CHALLENGE:
Copy each line of the records that contains the word "JSON".

THE RECORDS:
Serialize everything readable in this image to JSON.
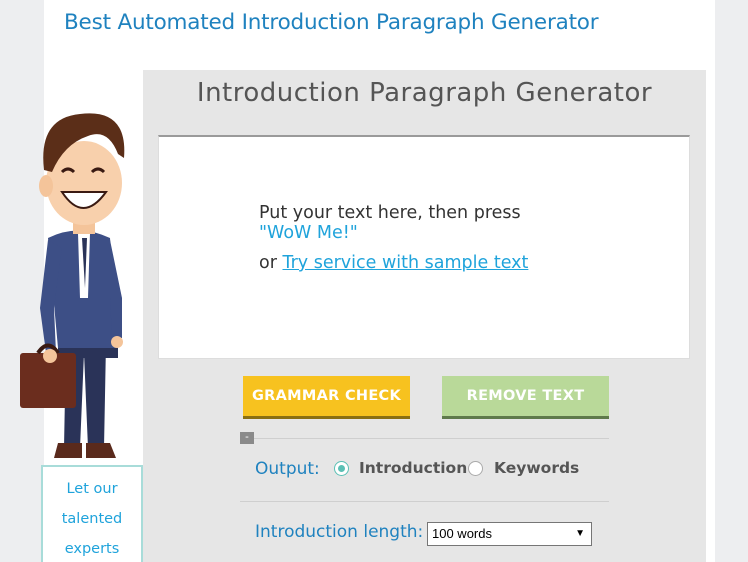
{
  "site": {
    "title": "Best Automated Introduction Paragraph Generator"
  },
  "panel": {
    "title": "Introduction Paragraph Generator"
  },
  "editor": {
    "placeholder_line1": "Put your text here, then press",
    "placeholder_line2": "\"WoW Me!\"",
    "or_text": "or ",
    "sample_link": "Try service with sample text"
  },
  "buttons": {
    "grammar_check": "GRAMMAR CHECK",
    "remove_text": "REMOVE TEXT"
  },
  "options": {
    "collapse": "-",
    "output_label": "Output:",
    "output_choices": [
      {
        "label": "Introduction",
        "selected": true
      },
      {
        "label": "Keywords",
        "selected": false
      }
    ],
    "length_label": "Introduction length:",
    "length_value": "100 words"
  },
  "promo": {
    "lines": [
      "Let our",
      "talented",
      "experts"
    ]
  },
  "colors": {
    "brand_blue": "#1f82bf",
    "link_blue": "#1fa3db",
    "grammar_yellow": "#f7c21f",
    "remove_green": "#b9d999"
  }
}
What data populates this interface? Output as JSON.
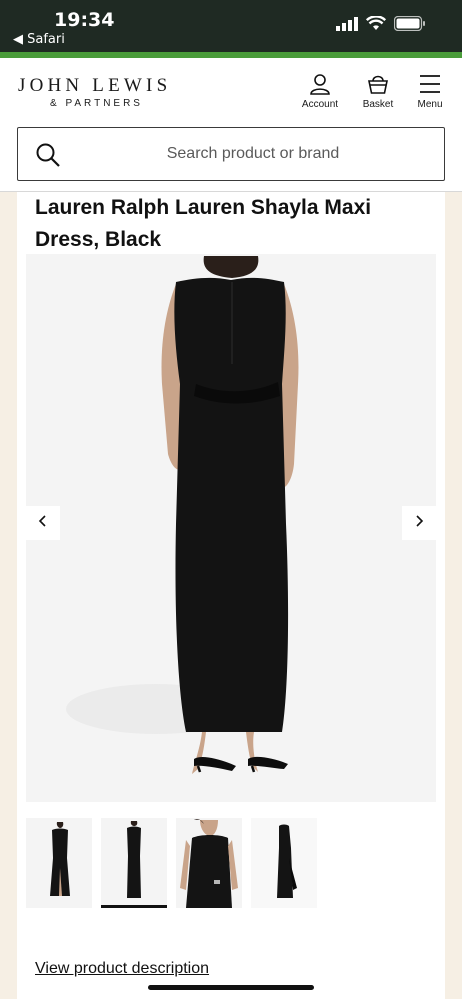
{
  "status_bar": {
    "time": "19:34",
    "back_label": "◀ Safari"
  },
  "header": {
    "logo_main": "JOHN LEWIS",
    "logo_sub": "& PARTNERS",
    "nav": [
      {
        "label": "Account",
        "icon": "account-icon"
      },
      {
        "label": "Basket",
        "icon": "basket-icon"
      },
      {
        "label": "Menu",
        "icon": "menu-icon"
      }
    ]
  },
  "search": {
    "placeholder": "Search product or brand"
  },
  "product": {
    "title": "Lauren Ralph Lauren Shayla Maxi Dress, Black",
    "gallery": {
      "prev_icon": "chevron-left-icon",
      "next_icon": "chevron-right-icon",
      "thumbnail_count": 4,
      "active_thumbnail": 2
    },
    "description_link": "View product description"
  },
  "colors": {
    "status_bar_bg": "#1f2a23",
    "brand_green": "#4a9c3a",
    "page_bg": "#f6efe4"
  }
}
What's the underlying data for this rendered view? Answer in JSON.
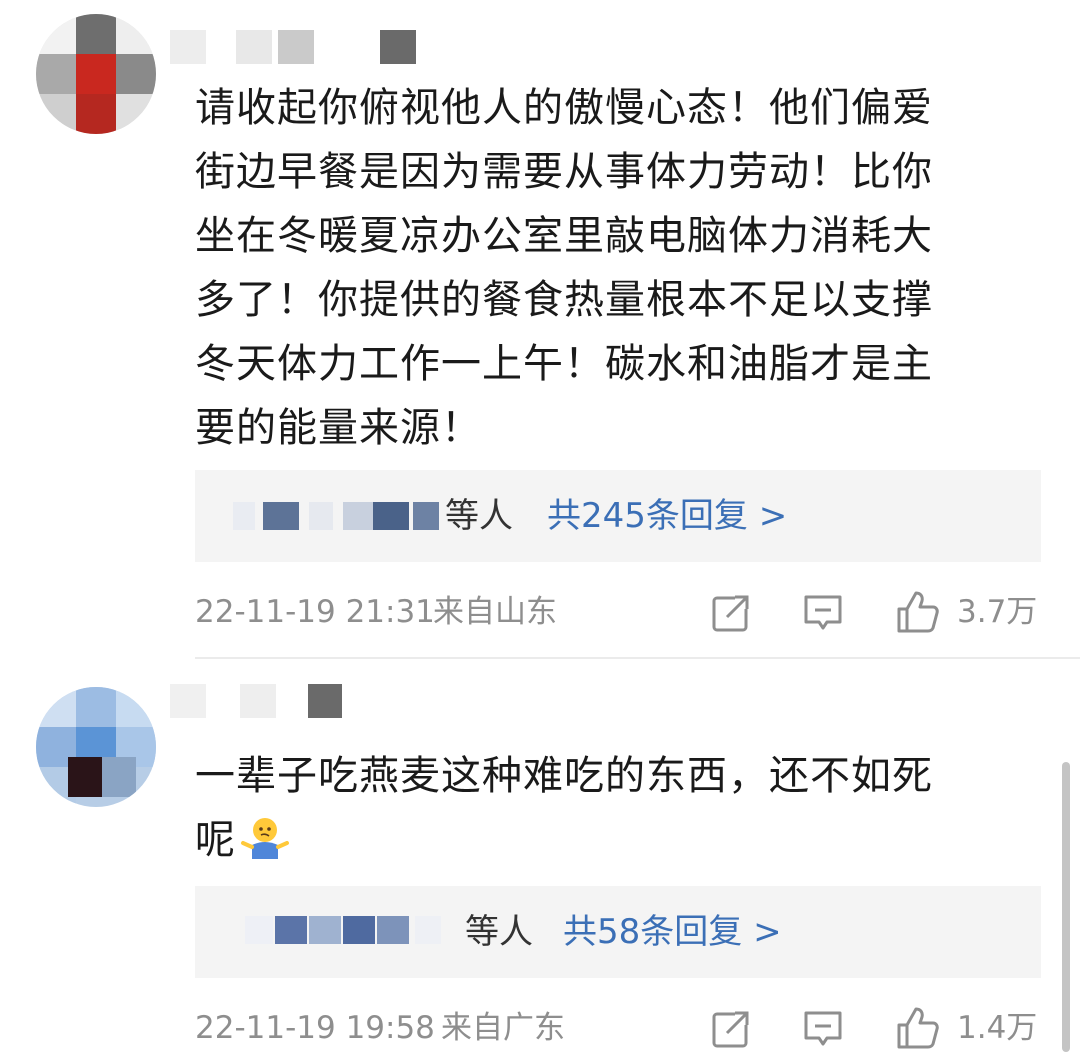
{
  "comments": [
    {
      "text_lines": [
        "请收起你俯视他人的傲慢心态！他们偏爱",
        "街边早餐是因为需要从事体力劳动！比你",
        "坐在冬暖夏凉办公室里敲电脑体力消耗大",
        "多了！你提供的餐食热量根本不足以支撑",
        "冬天体力工作一上午！碳水和油脂才是主",
        "要的能量来源！"
      ],
      "reply_suffix": "等人",
      "reply_count": "共245条回复 >",
      "timestamp": "22-11-19 21:31",
      "location": "来自山东",
      "likes": "3.7万"
    },
    {
      "text_lines": [
        "一辈子吃燕麦这种难吃的东西，还不如死",
        "呢"
      ],
      "emoji": "shrug-emoji",
      "reply_suffix": "等人",
      "reply_count": "共58条回复 >",
      "timestamp": "22-11-19 19:58",
      "location": "来自广东",
      "likes": "1.4万"
    }
  ],
  "icons": {
    "share": "share-icon",
    "comment": "comment-icon",
    "like": "like-icon"
  },
  "colors": {
    "link_blue": "#3b6fb6",
    "meta_gray": "#8e8e8e",
    "reply_bg": "#f4f4f4"
  }
}
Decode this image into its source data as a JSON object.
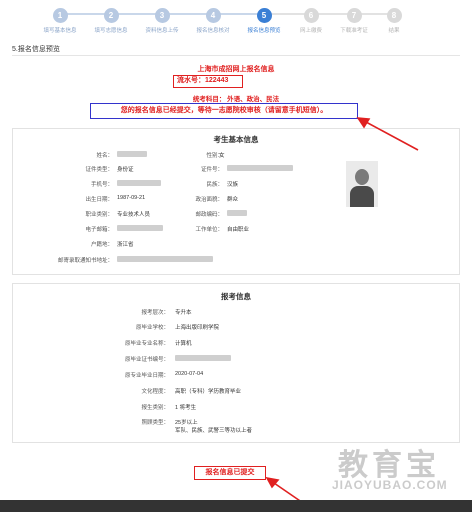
{
  "stepper": {
    "steps": [
      {
        "num": "1",
        "label": "填写基本信息"
      },
      {
        "num": "2",
        "label": "填写志愿信息"
      },
      {
        "num": "3",
        "label": "资料信息上传"
      },
      {
        "num": "4",
        "label": "报名信息核对"
      },
      {
        "num": "5",
        "label": "报名信息预览"
      },
      {
        "num": "6",
        "label": "网上缴费"
      },
      {
        "num": "7",
        "label": "下载准考证"
      },
      {
        "num": "8",
        "label": "结果"
      }
    ],
    "active_step": 5
  },
  "section_title": "5.报名信息预览",
  "summary": {
    "title": "上海市成招网上报名信息",
    "serial_label": "流水号：",
    "serial_value": "122443",
    "subjects": "统考科目：  外语、政治、民法",
    "notice": "您的报名信息已经提交，等待一志愿院校审核（请留意手机短信）。"
  },
  "basic_info": {
    "title": "考生基本信息",
    "labels": {
      "name": "姓名：",
      "gender": "性别：",
      "id_type": "证件类型：",
      "id_number": "证件号：",
      "phone": "手机号：",
      "ethnicity": "民族：",
      "birth_date": "出生日期：",
      "political": "政治面貌：",
      "occupation": "职业类别：",
      "postal_code": "邮政编码：",
      "email": "电子邮箱：",
      "employer": "工作单位：",
      "hukou": "户籍地：",
      "address": "邮寄录取通知书地址："
    },
    "values": {
      "gender": "女",
      "id_type": "身份证",
      "ethnicity": "汉族",
      "birth_date": "1987-09-21",
      "political": "群众",
      "occupation": "专业技术人员",
      "employer": "自由职业",
      "hukou": "浙江省"
    }
  },
  "exam_info": {
    "title": "报考信息",
    "labels": {
      "level": "报考层次：",
      "prev_school": "原毕业学校：",
      "prev_major": "原毕业专业名称：",
      "cert_no": "原毕业证书编号：",
      "grad_date": "原专业毕业日期：",
      "education": "文化程度：",
      "category": "报生类别：",
      "bonus": "照顾类型："
    },
    "values": {
      "level": "专升本",
      "prev_school": "上海出版印刷学院",
      "prev_major": "计算机",
      "grad_date": "2020-07-04",
      "education": "高职（专科）学历教育毕业",
      "category": "1 将考生",
      "bonus_line1": "25岁以上",
      "bonus_line2": "军队、民族、武警三等功以上者"
    }
  },
  "submitted_badge": "报名信息已提交",
  "watermark": {
    "cn": "教育宝",
    "en": "JIAOYUBAO.COM"
  },
  "colors": {
    "accent_red": "#e02020",
    "step_active": "#3a7fd5",
    "notice_border": "#3333cc"
  }
}
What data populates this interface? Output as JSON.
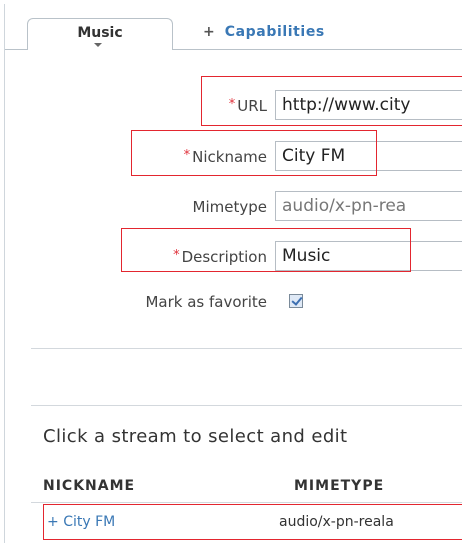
{
  "tabs": {
    "music_label": "Music",
    "capabilities_prefix": "+",
    "capabilities_label": "Capabilities"
  },
  "form": {
    "required_marker": "*",
    "url_label": "URL",
    "url_value": "http://www.city",
    "nickname_label": "Nickname",
    "nickname_value": "City FM",
    "mimetype_label": "Mimetype",
    "mimetype_value": "audio/x-pn-rea",
    "description_label": "Description",
    "description_value": "Music",
    "favorite_label": "Mark as favorite",
    "favorite_checked": true
  },
  "streams": {
    "title": "Click a stream to select and edit",
    "columns": [
      "NICKNAME",
      "MIMETYPE"
    ],
    "rows": [
      {
        "prefix": "+",
        "nickname": "City FM",
        "mimetype": "audio/x-pn-reala"
      }
    ]
  },
  "colors": {
    "link": "#3a78b5",
    "required": "#e0303a",
    "highlight": "#e3262f"
  }
}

THE RESULT:
Serialize everything readable in this image to JSON.
What data populates this interface? Output as JSON.
What's the underlying data for this rendered view? Answer in JSON.
Decode this image into its source data as a JSON object.
What data populates this interface? Output as JSON.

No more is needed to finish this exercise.